** start Records provided **
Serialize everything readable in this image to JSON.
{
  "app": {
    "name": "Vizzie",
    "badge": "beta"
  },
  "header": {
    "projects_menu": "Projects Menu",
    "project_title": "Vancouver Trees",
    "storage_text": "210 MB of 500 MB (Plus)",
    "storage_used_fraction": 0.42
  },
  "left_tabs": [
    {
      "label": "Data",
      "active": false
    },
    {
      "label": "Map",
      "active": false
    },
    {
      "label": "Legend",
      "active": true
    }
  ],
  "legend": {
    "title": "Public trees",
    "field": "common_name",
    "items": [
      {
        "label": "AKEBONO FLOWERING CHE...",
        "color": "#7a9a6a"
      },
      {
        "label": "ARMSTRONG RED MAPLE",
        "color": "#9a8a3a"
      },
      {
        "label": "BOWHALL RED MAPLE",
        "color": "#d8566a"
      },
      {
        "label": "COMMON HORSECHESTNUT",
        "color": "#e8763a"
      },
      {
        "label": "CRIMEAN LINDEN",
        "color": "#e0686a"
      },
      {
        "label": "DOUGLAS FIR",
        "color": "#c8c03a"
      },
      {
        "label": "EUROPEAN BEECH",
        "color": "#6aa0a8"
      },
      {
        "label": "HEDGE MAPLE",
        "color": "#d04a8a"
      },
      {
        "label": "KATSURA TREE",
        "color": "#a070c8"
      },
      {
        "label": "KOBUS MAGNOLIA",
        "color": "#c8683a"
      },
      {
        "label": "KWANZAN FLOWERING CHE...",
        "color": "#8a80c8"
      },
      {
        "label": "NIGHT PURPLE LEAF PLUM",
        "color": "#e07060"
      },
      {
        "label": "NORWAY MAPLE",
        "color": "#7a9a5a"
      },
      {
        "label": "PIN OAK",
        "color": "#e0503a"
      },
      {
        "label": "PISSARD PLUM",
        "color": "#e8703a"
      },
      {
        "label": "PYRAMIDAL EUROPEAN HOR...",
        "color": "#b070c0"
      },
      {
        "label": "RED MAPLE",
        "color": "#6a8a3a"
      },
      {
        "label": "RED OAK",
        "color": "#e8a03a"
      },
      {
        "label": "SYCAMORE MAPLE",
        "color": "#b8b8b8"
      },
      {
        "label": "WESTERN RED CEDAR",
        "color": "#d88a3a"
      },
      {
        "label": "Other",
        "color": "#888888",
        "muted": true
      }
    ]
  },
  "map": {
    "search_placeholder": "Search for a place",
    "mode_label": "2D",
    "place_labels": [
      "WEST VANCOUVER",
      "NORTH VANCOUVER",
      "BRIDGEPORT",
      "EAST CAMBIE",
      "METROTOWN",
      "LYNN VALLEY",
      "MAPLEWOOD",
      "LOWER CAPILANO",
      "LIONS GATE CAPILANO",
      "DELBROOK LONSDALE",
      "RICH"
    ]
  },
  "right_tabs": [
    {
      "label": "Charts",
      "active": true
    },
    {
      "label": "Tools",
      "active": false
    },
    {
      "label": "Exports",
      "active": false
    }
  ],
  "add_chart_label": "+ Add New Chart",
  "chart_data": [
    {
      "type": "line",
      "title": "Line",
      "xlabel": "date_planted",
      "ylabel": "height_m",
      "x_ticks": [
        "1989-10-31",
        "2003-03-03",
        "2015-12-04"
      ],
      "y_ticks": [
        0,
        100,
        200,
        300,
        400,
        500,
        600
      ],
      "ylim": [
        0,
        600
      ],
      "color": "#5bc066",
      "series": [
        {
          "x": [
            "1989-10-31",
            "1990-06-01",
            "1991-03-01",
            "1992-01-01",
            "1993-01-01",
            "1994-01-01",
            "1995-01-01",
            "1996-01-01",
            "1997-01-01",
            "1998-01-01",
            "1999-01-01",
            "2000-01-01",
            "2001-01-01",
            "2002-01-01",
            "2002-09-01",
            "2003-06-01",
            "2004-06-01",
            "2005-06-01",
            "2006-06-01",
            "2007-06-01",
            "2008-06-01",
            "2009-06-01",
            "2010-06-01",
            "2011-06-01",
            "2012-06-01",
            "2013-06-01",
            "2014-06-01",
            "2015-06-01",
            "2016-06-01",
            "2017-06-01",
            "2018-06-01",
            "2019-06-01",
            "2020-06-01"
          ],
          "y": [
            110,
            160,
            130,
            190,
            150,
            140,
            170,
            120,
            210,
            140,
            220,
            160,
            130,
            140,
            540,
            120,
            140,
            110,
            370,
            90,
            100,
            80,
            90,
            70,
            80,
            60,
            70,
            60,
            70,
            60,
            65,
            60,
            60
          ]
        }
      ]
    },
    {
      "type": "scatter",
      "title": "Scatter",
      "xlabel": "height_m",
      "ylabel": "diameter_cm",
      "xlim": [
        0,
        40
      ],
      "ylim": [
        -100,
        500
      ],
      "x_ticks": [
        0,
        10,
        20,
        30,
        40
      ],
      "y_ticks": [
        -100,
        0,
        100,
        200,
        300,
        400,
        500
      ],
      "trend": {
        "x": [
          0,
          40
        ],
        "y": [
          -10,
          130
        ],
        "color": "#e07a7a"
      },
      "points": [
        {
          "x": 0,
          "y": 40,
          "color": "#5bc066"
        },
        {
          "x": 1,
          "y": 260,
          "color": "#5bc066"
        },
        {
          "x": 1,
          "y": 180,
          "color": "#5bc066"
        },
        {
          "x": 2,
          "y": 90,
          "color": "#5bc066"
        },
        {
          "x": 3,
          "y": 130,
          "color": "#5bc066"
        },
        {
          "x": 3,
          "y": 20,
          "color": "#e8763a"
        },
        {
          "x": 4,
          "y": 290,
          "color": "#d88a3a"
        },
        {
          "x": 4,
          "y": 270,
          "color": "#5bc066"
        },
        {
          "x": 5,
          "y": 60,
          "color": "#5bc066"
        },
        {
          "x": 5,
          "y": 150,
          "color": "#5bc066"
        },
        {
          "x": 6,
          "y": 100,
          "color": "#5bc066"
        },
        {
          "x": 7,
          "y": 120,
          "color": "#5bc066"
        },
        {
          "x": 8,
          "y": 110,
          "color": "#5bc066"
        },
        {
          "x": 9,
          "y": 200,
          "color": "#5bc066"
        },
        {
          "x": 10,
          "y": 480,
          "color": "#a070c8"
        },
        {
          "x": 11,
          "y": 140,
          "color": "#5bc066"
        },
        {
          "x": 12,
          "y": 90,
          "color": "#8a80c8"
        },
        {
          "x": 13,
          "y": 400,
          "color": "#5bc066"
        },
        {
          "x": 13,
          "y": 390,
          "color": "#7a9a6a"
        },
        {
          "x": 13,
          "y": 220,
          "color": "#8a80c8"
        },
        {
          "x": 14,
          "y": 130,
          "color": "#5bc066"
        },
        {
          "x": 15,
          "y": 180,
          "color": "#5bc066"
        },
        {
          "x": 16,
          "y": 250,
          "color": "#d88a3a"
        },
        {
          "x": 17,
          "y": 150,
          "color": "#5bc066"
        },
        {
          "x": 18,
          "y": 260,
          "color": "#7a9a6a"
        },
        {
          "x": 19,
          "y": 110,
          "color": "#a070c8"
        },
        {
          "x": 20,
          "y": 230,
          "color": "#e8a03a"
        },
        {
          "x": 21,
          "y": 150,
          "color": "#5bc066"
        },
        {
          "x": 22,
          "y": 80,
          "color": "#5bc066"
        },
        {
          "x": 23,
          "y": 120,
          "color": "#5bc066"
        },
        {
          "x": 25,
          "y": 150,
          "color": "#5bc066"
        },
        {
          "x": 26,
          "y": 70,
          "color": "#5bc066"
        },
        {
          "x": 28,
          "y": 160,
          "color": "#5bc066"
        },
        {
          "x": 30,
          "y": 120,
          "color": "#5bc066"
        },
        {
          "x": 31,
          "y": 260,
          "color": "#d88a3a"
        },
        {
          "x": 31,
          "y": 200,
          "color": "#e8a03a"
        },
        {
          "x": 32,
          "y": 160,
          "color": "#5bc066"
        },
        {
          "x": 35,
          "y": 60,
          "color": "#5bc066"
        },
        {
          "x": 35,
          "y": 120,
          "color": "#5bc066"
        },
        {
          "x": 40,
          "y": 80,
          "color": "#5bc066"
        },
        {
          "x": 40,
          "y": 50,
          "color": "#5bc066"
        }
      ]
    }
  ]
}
** end Records provided **
> **Work required**
Count every line in the preceding entries where the string "CAPILANO" appears, then state only the total.

> **Exercise response**
2